▶ What is required
Would you output the whole listing below, exactly as it reads?
==============================
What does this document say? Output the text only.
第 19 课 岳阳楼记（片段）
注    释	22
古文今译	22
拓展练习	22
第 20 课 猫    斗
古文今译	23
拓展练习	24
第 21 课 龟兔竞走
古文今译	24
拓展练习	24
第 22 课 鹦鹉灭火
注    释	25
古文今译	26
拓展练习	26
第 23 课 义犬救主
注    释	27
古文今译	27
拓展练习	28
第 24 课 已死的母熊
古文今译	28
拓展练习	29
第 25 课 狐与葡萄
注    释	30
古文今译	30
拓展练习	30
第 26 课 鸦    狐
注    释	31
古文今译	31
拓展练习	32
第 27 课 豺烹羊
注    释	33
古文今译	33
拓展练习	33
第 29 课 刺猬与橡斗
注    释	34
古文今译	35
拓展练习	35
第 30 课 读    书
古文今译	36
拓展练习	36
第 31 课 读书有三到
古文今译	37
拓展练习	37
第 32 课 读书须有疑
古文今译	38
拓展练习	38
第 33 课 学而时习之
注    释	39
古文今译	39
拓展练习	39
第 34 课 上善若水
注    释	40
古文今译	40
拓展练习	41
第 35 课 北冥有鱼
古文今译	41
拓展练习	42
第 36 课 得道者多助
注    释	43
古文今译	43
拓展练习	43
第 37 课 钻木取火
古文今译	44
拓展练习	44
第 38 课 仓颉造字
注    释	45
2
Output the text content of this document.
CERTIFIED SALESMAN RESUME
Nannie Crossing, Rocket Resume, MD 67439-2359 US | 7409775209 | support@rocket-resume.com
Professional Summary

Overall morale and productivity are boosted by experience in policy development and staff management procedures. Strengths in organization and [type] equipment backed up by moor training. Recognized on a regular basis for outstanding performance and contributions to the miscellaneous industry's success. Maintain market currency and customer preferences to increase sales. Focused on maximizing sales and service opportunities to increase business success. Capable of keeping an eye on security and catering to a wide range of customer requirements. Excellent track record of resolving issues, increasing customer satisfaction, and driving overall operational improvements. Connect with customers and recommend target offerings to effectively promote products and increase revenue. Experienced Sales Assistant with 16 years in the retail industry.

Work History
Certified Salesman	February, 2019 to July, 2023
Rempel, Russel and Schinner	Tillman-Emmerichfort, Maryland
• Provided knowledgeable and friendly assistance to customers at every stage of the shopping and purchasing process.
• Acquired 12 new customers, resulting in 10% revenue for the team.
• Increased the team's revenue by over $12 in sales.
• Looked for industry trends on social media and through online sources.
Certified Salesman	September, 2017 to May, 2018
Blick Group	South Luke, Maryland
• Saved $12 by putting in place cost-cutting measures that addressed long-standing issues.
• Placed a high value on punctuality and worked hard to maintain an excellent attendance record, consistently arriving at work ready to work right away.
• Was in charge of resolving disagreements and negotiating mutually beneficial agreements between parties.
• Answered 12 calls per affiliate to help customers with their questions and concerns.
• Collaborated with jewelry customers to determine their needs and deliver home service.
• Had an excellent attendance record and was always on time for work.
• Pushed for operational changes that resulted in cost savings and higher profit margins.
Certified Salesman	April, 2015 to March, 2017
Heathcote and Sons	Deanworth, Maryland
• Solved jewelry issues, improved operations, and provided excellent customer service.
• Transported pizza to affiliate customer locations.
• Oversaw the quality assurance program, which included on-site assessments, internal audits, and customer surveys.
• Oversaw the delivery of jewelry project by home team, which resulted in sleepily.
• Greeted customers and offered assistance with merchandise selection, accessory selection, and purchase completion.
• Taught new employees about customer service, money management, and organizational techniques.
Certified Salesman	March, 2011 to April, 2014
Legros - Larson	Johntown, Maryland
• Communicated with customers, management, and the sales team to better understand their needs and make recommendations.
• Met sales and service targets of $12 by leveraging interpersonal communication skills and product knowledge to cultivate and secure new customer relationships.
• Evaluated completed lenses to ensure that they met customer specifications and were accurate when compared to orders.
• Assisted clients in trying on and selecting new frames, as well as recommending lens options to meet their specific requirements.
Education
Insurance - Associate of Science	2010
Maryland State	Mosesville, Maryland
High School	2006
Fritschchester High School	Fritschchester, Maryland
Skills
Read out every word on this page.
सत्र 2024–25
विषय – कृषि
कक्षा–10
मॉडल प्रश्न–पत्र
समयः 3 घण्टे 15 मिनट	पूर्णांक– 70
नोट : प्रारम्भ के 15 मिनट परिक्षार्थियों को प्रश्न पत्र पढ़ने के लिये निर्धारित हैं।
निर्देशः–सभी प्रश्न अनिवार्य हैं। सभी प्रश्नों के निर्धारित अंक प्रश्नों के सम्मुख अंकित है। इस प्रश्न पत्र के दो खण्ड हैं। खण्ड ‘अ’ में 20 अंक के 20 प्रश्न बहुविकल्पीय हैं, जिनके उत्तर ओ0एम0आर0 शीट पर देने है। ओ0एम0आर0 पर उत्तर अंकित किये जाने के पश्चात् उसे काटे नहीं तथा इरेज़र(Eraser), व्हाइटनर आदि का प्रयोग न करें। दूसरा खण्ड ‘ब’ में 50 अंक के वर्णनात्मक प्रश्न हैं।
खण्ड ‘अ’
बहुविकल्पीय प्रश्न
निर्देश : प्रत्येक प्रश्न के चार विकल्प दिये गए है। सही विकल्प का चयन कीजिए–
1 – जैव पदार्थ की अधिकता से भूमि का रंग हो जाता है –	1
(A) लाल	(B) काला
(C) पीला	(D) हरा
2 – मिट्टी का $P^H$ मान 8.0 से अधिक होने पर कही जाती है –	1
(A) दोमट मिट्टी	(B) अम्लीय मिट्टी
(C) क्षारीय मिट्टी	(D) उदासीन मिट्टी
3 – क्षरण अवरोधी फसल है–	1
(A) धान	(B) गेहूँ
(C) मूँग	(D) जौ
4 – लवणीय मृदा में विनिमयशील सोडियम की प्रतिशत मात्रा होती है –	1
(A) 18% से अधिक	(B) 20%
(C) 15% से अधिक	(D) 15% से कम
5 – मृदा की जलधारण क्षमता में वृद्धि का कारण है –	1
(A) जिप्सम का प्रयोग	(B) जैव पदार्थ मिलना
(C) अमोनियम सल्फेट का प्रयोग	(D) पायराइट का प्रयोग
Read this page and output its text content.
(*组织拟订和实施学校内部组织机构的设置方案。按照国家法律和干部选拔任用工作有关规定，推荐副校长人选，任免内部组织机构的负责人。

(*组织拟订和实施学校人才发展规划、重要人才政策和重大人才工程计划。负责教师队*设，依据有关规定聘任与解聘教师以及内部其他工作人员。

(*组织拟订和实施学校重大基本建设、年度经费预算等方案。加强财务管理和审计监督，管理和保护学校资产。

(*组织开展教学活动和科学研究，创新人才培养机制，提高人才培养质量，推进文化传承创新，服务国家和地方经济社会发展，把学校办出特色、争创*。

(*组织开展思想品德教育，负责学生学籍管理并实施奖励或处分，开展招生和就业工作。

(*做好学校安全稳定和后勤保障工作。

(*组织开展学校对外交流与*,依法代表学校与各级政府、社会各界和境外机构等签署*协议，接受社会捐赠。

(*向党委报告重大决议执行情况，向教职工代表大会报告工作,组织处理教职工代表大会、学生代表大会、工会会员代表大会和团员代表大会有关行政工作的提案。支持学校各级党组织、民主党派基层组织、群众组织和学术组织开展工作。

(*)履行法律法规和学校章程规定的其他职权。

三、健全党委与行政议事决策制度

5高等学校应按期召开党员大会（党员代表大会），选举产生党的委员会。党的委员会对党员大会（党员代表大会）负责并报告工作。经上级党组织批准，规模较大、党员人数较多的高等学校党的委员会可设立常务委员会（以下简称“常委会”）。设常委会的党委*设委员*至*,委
==============================
▶ Correct response
What does this document say? Output the text only.
第 19 课 岳阳楼记（片段）
注    释	22
古文今译	22
拓展练习	22
第 20 课 猫    斗
古文今译	23
拓展练习	24
第 21 课 龟兔竞走
古文今译	24
拓展练习	24
第 22 课 鹦鹉灭火
注    释	25
古文今译	26
拓展练习	26
第 23 课 义犬救主
注    释	27
古文今译	27
拓展练习	28
第 24 课 已死的母熊
古文今译	28
拓展练习	29
第 25 课 狐与葡萄
注    释	30
古文今译	30
拓展练习	30
第 26 课 鸦    狐
注    释	31
古文今译	31
拓展练习	32
第 27 课 豺烹羊
注    释	33
古文今译	33
拓展练习	33
第 29 课 刺猬与橡斗
注    释	34
古文今译	35
拓展练习	35
第 30 课 读    书
古文今译	36
拓展练习	36
第 31 课 读书有三到
古文今译	37
拓展练习	37
第 32 课 读书须有疑
古文今译	38
拓展练习	38
第 33 课 学而时习之
注    释	39
古文今译	39
拓展练习	39
第 34 课 上善若水
注    释	40
古文今译	40
拓展练习	41
第 35 课 北冥有鱼
古文今译	41
拓展练习	42
第 36 课 得道者多助
注    释	43
古文今译	43
拓展练习	43
第 37 课 钻木取火
古文今译	44
拓展练习	44
第 38 课 仓颉造字
注    释	45
2
Output the text content of this document.
CERTIFIED SALESMAN RESUME
Nannie Crossing, Rocket Resume, MD 67439-2359 US | 7409775209 | support@rocket-resume.com
Professional Summary

Overall morale and productivity are boosted by experience in policy development and staff management procedures. Strengths in organization and [type] equipment backed up by moor training. Recognized on a regular basis for outstanding performance and contributions to the miscellaneous industry's success. Maintain market currency and customer preferences to increase sales. Focused on maximizing sales and service opportunities to increase business success. Capable of keeping an eye on security and catering to a wide range of customer requirements. Excellent track record of resolving issues, increasing customer satisfaction, and driving overall operational improvements. Connect with customers and recommend target offerings to effectively promote products and increase revenue. Experienced Sales Assistant with 16 years in the retail industry.

Work History
Certified Salesman	February, 2019 to July, 2023
Rempel, Russel and Schinner	Tillman-Emmerichfort, Maryland
• Provided knowledgeable and friendly assistance to customers at every stage of the shopping and purchasing process.
• Acquired 12 new customers, resulting in 10% revenue for the team.
• Increased the team's revenue by over $12 in sales.
• Looked for industry trends on social media and through online sources.
Certified Salesman	September, 2017 to May, 2018
Blick Group	South Luke, Maryland
• Saved $12 by putting in place cost-cutting measures that addressed long-standing issues.
• Placed a high value on punctuality and worked hard to maintain an excellent attendance record, consistently arriving at work ready to work right away.
• Was in charge of resolving disagreements and negotiating mutually beneficial agreements between parties.
• Answered 12 calls per affiliate to help customers with their questions and concerns.
• Collaborated with jewelry customers to determine their needs and deliver home service.
• Had an excellent attendance record and was always on time for work.
• Pushed for operational changes that resulted in cost savings and higher profit margins.
Certified Salesman	April, 2015 to March, 2017
Heathcote and Sons	Deanworth, Maryland
• Solved jewelry issues, improved operations, and provided excellent customer service.
• Transported pizza to affiliate customer locations.
• Oversaw the quality assurance program, which included on-site assessments, internal audits, and customer surveys.
• Oversaw the delivery of jewelry project by home team, which resulted in sleepily.
• Greeted customers and offered assistance with merchandise selection, accessory selection, and purchase completion.
• Taught new employees about customer service, money management, and organizational techniques.
Certified Salesman	March, 2011 to April, 2014
Legros - Larson	Johntown, Maryland
• Communicated with customers, management, and the sales team to better understand their needs and make recommendations.
• Met sales and service targets of $12 by leveraging interpersonal communication skills and product knowledge to cultivate and secure new customer relationships.
• Evaluated completed lenses to ensure that they met customer specifications and were accurate when compared to orders.
• Assisted clients in trying on and selecting new frames, as well as recommending lens options to meet their specific requirements.
Education
Insurance - Associate of Science	2010
Maryland State	Mosesville, Maryland
High School	2006
Fritschchester High School	Fritschchester, Maryland
Skills
Read out every word on this page.
सत्र 2024–25
विषय – कृषि
कक्षा–10
मॉडल प्रश्न–पत्र
समयः 3 घण्टे 15 मिनट	पूर्णांक– 70
नोट : प्रारम्भ के 15 मिनट परिक्षार्थियों को प्रश्न पत्र पढ़ने के लिये निर्धारित हैं।
निर्देशः–सभी प्रश्न अनिवार्य हैं। सभी प्रश्नों के निर्धारित अंक प्रश्नों के सम्मुख अंकित है। इस प्रश्न पत्र के दो खण्ड हैं। खण्ड ‘अ’ में 20 अंक के 20 प्रश्न बहुविकल्पीय हैं, जिनके उत्तर ओ0एम0आर0 शीट पर देने है। ओ0एम0आर0 पर उत्तर अंकित किये जाने के पश्चात् उसे काटे नहीं तथा इरेज़र(Eraser), व्हाइटनर आदि का प्रयोग न करें। दूसरा खण्ड ‘ब’ में 50 अंक के वर्णनात्मक प्रश्न हैं।
खण्ड ‘अ’
बहुविकल्पीय प्रश्न
निर्देश : प्रत्येक प्रश्न के चार विकल्प दिये गए है। सही विकल्प का चयन कीजिए–
1 – जैव पदार्थ की अधिकता से भूमि का रंग हो जाता है –	1
(A) लाल	(B) काला
(C) पीला	(D) हरा
2 – मिट्टी का $P^H$ मान 8.0 से अधिक होने पर कही जाती है –	1
(A) दोमट मिट्टी	(B) अम्लीय मिट्टी
(C) क्षारीय मिट्टी	(D) उदासीन मिट्टी
3 – क्षरण अवरोधी फसल है–	1
(A) धान	(B) गेहूँ
(C) मूँग	(D) जौ
4 – लवणीय मृदा में विनिमयशील सोडियम की प्रतिशत मात्रा होती है –	1
(A) 18% से अधिक	(B) 20%
(C) 15% से अधिक	(D) 15% से कम
5 – मृदा की जलधारण क्षमता में वृद्धि का कारण है –	1
(A) जिप्सम का प्रयोग	(B) जैव पदार्थ मिलना
(C) अमोनियम सल्फेट का प्रयोग	(D) पायराइट का प्रयोग
Read this page and output its text content.
(*组织拟订和实施学校内部组织机构的设置方案。按照国家法律和干部选拔任用工作有关规定，推荐副校长人选，任免内部组织机构的负责人。

(*组织拟订和实施学校人才发展规划、重要人才政策和重大人才工程计划。负责教师队*设，依据有关规定聘任与解聘教师以及内部其他工作人员。

(*组织拟订和实施学校重大基本建设、年度经费预算等方案。加强财务管理和审计监督，管理和保护学校资产。

(*组织开展教学活动和科学研究，创新人才培养机制，提高人才培养质量，推进文化传承创新，服务国家和地方经济社会发展，把学校办出特色、争创*。

(*组织开展思想品德教育，负责学生学籍管理并实施奖励或处分，开展招生和就业工作。

(*做好学校安全稳定和后勤保障工作。

(*组织开展学校对外交流与*,依法代表学校与各级政府、社会各界和境外机构等签署*协议，接受社会捐赠。

(*向党委报告重大决议执行情况，向教职工代表大会报告工作,组织处理教职工代表大会、学生代表大会、工会会员代表大会和团员代表大会有关行政工作的提案。支持学校各级党组织、民主党派基层组织、群众组织和学术组织开展工作。

(*)履行法律法规和学校章程规定的其他职权。

三、健全党委与行政议事决策制度

5高等学校应按期召开党员大会（党员代表大会），选举产生党的委员会。党的委员会对党员大会（党员代表大会）负责并报告工作。经上级党组织批准，规模较大、党员人数较多的高等学校党的委员会可设立常务委员会（以下简称“常委会”）。设常委会的党委*设委员*至*,委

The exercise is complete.